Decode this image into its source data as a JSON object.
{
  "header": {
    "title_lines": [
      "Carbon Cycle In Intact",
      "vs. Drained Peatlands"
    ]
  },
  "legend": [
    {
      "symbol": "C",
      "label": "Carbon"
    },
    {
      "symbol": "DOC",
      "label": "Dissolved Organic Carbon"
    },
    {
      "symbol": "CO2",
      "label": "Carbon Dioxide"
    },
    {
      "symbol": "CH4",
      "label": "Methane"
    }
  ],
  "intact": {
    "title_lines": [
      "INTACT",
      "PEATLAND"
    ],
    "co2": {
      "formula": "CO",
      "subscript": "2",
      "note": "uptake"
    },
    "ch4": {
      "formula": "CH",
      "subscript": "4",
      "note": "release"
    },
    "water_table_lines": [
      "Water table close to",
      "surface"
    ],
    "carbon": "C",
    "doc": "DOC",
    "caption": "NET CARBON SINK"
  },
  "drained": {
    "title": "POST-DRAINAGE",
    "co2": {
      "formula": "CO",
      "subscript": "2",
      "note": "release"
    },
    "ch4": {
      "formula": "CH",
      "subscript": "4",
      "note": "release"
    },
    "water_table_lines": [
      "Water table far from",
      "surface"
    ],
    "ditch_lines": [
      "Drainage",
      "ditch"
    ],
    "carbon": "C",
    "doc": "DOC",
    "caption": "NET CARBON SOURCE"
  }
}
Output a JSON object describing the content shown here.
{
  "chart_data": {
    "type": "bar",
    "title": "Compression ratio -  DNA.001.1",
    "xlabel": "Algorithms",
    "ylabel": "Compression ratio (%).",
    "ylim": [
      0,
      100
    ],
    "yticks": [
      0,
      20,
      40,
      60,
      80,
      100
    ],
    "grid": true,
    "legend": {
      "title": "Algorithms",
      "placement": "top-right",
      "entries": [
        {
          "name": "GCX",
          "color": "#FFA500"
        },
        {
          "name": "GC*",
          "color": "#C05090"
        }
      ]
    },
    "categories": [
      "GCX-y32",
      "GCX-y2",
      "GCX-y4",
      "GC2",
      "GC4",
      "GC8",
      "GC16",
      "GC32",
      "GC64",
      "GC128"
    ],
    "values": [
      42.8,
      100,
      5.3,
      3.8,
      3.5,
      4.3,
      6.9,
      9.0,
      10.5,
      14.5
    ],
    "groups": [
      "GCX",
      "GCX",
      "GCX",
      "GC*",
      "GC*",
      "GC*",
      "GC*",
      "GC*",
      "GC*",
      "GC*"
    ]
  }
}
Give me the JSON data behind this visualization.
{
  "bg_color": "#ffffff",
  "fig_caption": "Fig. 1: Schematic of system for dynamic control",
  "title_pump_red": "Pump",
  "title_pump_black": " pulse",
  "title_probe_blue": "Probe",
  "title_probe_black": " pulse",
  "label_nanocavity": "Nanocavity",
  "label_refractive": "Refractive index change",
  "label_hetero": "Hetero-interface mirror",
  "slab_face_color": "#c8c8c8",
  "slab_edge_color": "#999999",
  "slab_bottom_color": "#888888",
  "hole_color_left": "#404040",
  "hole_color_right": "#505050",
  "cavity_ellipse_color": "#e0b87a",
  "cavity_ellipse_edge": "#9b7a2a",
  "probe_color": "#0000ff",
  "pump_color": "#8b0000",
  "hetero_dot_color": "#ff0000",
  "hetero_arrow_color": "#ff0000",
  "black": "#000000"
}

§ Challenge
Return every line in the listing that contains the word "pulse".

§ The output
  "title_pump_black": " pulse",
  "title_probe_black": " pulse",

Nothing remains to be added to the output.